EXERCISE AIM: Records follow. Copy every line with "this".
Start of RAW DATA
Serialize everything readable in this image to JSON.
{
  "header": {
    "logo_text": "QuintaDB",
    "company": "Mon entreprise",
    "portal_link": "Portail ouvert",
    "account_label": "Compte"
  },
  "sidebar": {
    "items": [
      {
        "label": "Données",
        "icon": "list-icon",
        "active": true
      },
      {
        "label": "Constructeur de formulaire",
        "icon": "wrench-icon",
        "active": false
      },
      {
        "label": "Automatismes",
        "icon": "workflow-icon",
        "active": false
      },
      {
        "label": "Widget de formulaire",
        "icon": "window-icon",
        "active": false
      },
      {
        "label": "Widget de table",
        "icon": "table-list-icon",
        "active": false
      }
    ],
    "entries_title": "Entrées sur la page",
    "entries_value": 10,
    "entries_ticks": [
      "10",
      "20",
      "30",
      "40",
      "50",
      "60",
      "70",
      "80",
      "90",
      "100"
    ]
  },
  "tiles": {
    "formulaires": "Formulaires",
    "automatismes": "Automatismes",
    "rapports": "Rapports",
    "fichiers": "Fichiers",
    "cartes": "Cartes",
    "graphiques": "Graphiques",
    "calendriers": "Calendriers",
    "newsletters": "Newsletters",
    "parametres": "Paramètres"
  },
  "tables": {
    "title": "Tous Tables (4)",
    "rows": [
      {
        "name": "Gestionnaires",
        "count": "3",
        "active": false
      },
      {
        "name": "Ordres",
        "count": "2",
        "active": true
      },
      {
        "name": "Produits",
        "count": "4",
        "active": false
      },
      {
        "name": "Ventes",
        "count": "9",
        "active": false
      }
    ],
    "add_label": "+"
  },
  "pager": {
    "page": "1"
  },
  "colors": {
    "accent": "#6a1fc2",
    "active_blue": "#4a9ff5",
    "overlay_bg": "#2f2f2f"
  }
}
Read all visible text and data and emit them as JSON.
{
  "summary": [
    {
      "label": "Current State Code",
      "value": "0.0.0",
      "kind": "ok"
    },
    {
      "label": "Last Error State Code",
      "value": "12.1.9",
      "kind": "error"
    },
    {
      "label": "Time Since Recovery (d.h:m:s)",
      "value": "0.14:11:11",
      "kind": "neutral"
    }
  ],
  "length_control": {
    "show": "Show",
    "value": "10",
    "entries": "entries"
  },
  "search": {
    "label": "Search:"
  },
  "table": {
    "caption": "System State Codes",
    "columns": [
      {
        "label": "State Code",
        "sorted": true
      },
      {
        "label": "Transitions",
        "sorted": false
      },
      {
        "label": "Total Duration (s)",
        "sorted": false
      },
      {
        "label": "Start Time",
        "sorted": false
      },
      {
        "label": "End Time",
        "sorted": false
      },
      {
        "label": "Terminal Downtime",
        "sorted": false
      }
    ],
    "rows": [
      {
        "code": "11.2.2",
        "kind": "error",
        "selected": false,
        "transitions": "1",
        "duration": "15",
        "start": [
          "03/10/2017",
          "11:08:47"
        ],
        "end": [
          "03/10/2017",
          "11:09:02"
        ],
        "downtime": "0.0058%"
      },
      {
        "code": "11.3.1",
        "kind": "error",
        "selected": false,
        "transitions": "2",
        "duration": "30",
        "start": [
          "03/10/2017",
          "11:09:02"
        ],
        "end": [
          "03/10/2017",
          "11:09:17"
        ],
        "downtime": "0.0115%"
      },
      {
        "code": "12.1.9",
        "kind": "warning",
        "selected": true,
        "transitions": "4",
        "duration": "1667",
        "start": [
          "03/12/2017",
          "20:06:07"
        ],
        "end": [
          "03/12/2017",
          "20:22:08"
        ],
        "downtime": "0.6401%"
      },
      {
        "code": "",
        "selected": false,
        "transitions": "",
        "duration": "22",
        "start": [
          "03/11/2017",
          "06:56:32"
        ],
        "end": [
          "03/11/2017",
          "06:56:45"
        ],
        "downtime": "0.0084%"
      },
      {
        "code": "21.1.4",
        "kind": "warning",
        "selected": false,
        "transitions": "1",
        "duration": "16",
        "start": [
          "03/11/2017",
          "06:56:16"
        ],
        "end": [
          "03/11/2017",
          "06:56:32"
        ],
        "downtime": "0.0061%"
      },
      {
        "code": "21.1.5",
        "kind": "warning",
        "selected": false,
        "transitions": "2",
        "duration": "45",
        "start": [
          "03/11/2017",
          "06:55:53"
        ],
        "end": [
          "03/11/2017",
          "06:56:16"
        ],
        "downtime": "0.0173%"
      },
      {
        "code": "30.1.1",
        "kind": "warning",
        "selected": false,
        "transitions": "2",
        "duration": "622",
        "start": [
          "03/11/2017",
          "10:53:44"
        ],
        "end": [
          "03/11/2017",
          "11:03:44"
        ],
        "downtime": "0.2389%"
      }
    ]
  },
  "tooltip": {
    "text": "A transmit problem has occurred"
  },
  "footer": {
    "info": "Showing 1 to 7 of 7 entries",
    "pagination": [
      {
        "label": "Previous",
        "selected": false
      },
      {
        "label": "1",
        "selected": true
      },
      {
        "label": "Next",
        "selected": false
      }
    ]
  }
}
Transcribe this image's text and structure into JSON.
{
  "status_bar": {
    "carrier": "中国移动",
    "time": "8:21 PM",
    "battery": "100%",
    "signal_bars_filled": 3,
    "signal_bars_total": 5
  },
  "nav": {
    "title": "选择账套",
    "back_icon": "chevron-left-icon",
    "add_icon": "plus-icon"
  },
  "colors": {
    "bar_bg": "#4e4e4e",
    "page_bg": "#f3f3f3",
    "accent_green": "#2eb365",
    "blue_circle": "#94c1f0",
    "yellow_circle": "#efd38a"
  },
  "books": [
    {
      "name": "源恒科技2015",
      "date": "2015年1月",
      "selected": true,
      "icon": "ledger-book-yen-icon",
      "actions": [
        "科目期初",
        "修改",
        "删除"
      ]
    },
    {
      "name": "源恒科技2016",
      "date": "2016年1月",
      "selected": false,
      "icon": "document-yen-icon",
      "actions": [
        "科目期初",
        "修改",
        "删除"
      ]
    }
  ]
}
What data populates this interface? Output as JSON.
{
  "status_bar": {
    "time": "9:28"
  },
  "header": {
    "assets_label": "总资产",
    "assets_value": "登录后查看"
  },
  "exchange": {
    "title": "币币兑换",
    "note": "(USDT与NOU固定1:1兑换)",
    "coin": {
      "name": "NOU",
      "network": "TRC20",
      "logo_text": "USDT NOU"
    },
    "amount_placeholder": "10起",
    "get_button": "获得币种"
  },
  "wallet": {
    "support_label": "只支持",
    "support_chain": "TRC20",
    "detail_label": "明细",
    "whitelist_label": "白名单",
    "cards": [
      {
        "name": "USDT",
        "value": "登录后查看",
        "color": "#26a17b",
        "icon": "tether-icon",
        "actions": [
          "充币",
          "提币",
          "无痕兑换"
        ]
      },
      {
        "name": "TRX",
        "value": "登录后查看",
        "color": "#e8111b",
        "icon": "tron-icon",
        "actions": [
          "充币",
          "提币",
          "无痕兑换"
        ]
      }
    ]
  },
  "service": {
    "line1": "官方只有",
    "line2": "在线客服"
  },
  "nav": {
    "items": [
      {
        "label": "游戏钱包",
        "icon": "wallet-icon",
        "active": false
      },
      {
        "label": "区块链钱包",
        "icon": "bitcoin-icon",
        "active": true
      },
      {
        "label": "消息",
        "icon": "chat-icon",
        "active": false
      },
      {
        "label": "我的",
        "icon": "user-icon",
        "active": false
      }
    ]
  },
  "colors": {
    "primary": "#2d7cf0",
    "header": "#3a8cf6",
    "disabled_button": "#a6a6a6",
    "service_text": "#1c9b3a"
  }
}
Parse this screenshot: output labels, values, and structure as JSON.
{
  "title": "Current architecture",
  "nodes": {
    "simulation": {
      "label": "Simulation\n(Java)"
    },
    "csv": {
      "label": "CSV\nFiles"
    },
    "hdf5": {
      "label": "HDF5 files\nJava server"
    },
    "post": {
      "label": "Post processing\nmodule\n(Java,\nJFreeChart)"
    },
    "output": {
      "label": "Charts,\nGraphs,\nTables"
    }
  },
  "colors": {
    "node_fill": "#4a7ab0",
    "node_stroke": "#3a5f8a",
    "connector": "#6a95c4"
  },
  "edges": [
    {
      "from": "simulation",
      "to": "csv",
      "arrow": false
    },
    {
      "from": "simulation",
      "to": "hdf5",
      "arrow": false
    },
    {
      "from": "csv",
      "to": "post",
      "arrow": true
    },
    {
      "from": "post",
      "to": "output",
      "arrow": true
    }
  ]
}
End of RAW DATA
SOLUTION TO THE EXERCISE:
Serialize everything readable in this image to JSON.
Transcribe this image's text and structure into JSON.
What data populates this interface? Output as JSON.
Parse this screenshot: output labels, values, and structure as JSON.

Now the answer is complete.